EXERCISE PROMPT: Copy the data exactly; pictures stay out of the copy.

Recorded data:

•••

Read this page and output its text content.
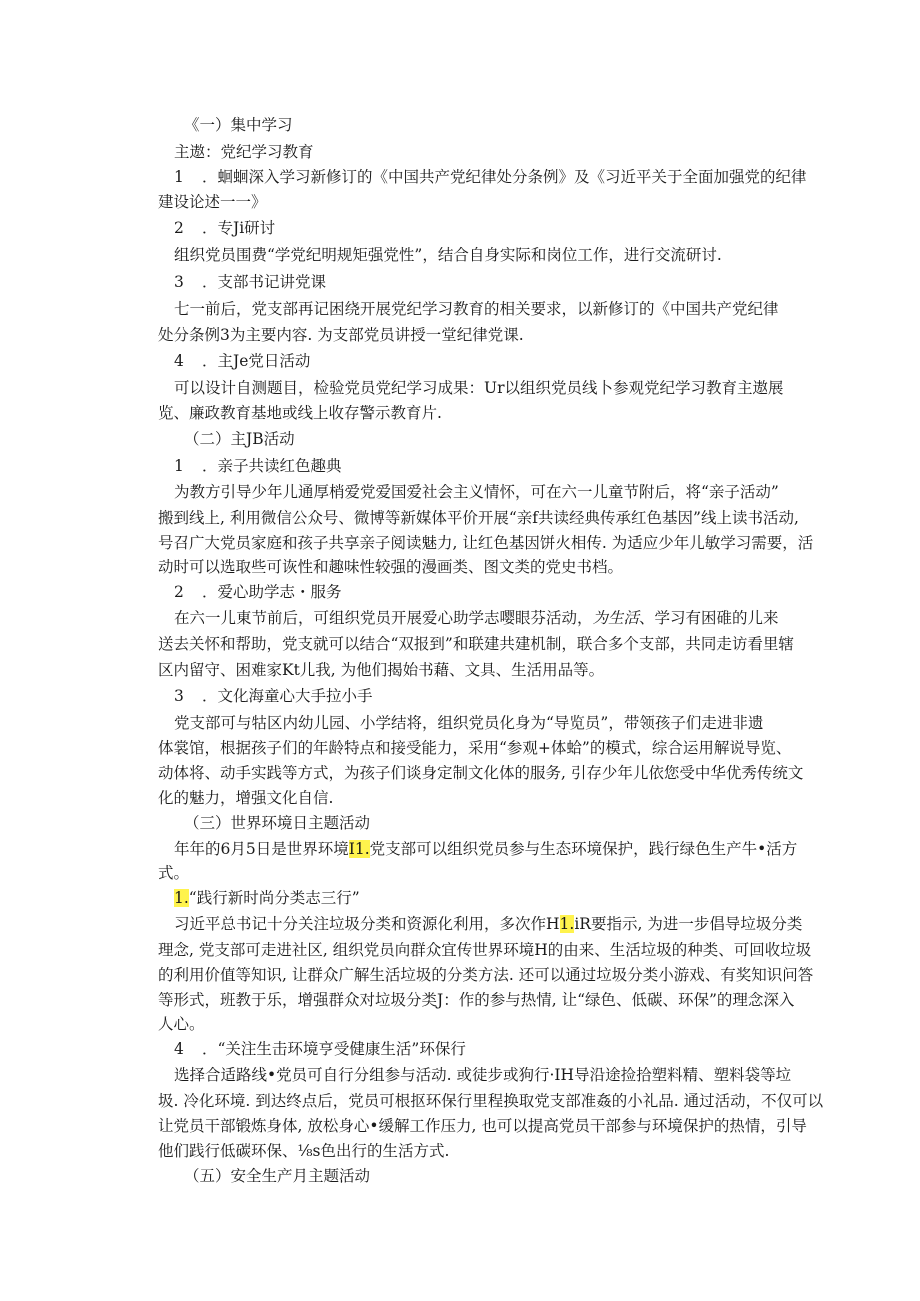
《一）集中学习
主遨：党纪学习教育
1 ．蛔蛔深入学习新修订的《中国共产党纪律处分条例》及《习近平关于全面加强党的纪律
建设论述一一》
2 ．专Ji研讨
组织党员围费“学党纪明规矩强党性”，结合自身实际和岗位工作，进行交流研讨.
3 ．支部书记讲党课
七一前后，党支部再记困绕开展党纪学习教育的相关要求，以新修订的《中国共产党纪律
处分条例3为主要内容. 为支部党员讲授一堂纪律党课.
4 ．主Je党日活动
可以设计自测题目，检验党员党纪学习成果：Ur以组织党员线卜参观党纪学习教育主遨展
览、廉政教育基地或线上收存警示教育片.
（二）主JB活动
1 ．亲子共读红色趣典
为教方引导少年儿通厚梢爱党爱国爱社会主义情怀，可在六一儿童节附后，将“亲子活动”
搬到线上, 利用微信公众号、微博等新媒体平价开展“亲f共读经典传承红色基因”线上读书活动,
号召广大党员家庭和孩子共享亲子阅读魅力, 让红色基因饼火相传. 为适应少年儿敏学习需要，活
动时可以选取些可诙性和趣味性较强的漫画类、图文类的党史书档。
2 ．爱心助学志・服务
在六一儿東节前后，可组织党员开展爱心助学志嘤眼芬活动，为生活、学习有困碓的儿来
送去关怀和帮助，党支就可以结合“双报到”和联建共建机制，联合多个支部，共同走访看里辖
区内留守、困难家Kt儿我, 为他们揭始书藉、文具、生活用品等。
3 ．文化海童心大手拉小手
党支部可与牯区内幼儿园、小学结将，组织党员化身为“导览员”，带领孩子们走进非遗
体裳馆，根据孩子们的年龄特点和接受能力，采用“参观+体蛤”的模式，综合运用解说导览、
动体将、动手实践等方式，为孩子们谈身定制文化体的服务, 引存少年儿依您受中华优秀传统文
化的魅力，增强文化自信.
（三）世界环境日主题活动
年年的6月5日是世界环境I1.党支部可以组织党员参与生态环境保护，践行绿色生产牛•活方
式。
1.“践行新时尚分类志三行”
习近平总书记十分关注垃圾分类和资源化利用，多次作H1.iR要指示, 为进一步倡导垃圾分类
理念, 党支部可走进社区, 组织党员向群众宜传世界环境H的由来、生活垃圾的种类、可回收垃圾
的利用价值等知识, 让群众广解生活垃圾的分类方法. 还可以通过垃圾分类小游戏、有奖知识问答
等形式，班教于乐，增强群众对垃圾分类J：作的参与热情, 让“绿色、低碳、环保”的理念深入
人心。
4 ．“关注生击环境亨受健康生活”环保行
选择合适路线•党员可自行分组参与活动. 或徒步或狗行·IH导沿途捡拾塑料精、塑料袋等垃
圾. 冷化环境. 到达终点后，党员可根抠环保行里程换取党支部准姦的小礼品. 通过活动，不仅可以
让党员干部锻炼身体, 放松身心•缓解工作压力, 也可以提高党员干部参与环境保护的热情，引导
他们践行低碳环保、⅛s色出行的生活方式.
（五）安全生产月主题活动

•••

THE SOLUTION:
Read this page and output its text content.
《一）集中学习
主遨：党纪学习教育
1 ．蛔蛔深入学习新修订的《中国共产党纪律处分条例》及《习近平关于全面加强党的纪律
建设论述一一》
2 ．专Ji研讨
组织党员围费“学党纪明规矩强党性”，结合自身实际和岗位工作，进行交流研讨.
3 ．支部书记讲党课
七一前后，党支部再记困绕开展党纪学习教育的相关要求，以新修订的《中国共产党纪律
处分条例3为主要内容. 为支部党员讲授一堂纪律党课.
4 ．主Je党日活动
可以设计自测题目，检验党员党纪学习成果：Ur以组织党员线卜参观党纪学习教育主遨展
览、廉政教育基地或线上收存警示教育片.
（二）主JB活动
1 ．亲子共读红色趣典
为教方引导少年儿通厚梢爱党爱国爱社会主义情怀，可在六一儿童节附后，将“亲子活动”
搬到线上, 利用微信公众号、微博等新媒体平价开展“亲f共读经典传承红色基因”线上读书活动,
号召广大党员家庭和孩子共享亲子阅读魅力, 让红色基因饼火相传. 为适应少年儿敏学习需要，活
动时可以选取些可诙性和趣味性较强的漫画类、图文类的党史书档。
2 ．爱心助学志・服务
在六一儿東节前后，可组织党员开展爱心助学志嘤眼芬活动，为生活、学习有困碓的儿来
送去关怀和帮助，党支就可以结合“双报到”和联建共建机制，联合多个支部，共同走访看里辖
区内留守、困难家Kt儿我, 为他们揭始书藉、文具、生活用品等。
3 ．文化海童心大手拉小手
党支部可与牯区内幼儿园、小学结将，组织党员化身为“导览员”，带领孩子们走进非遗
体裳馆，根据孩子们的年龄特点和接受能力，采用“参观+体蛤”的模式，综合运用解说导览、
动体将、动手实践等方式，为孩子们谈身定制文化体的服务, 引存少年儿依您受中华优秀传统文
化的魅力，增强文化自信.
（三）世界环境日主题活动
年年的6月5日是世界环境I1.党支部可以组织党员参与生态环境保护，践行绿色生产牛•活方
式。
1.“践行新时尚分类志三行”
习近平总书记十分关注垃圾分类和资源化利用，多次作H1.iR要指示, 为进一步倡导垃圾分类
理念, 党支部可走进社区, 组织党员向群众宜传世界环境H的由来、生活垃圾的种类、可回收垃圾
的利用价值等知识, 让群众广解生活垃圾的分类方法. 还可以通过垃圾分类小游戏、有奖知识问答
等形式，班教于乐，增强群众对垃圾分类J：作的参与热情, 让“绿色、低碳、环保”的理念深入
人心。
4 ．“关注生击环境亨受健康生活”环保行
选择合适路线•党员可自行分组参与活动. 或徒步或狗行·IH导沿途捡拾塑料精、塑料袋等垃
圾. 冷化环境. 到达终点后，党员可根抠环保行里程换取党支部准姦的小礼品. 通过活动，不仅可以
让党员干部锻炼身体, 放松身心•缓解工作压力, 也可以提高党员干部参与环境保护的热情，引导
他们践行低碳环保、⅛s色出行的生活方式.
（五）安全生产月主题活动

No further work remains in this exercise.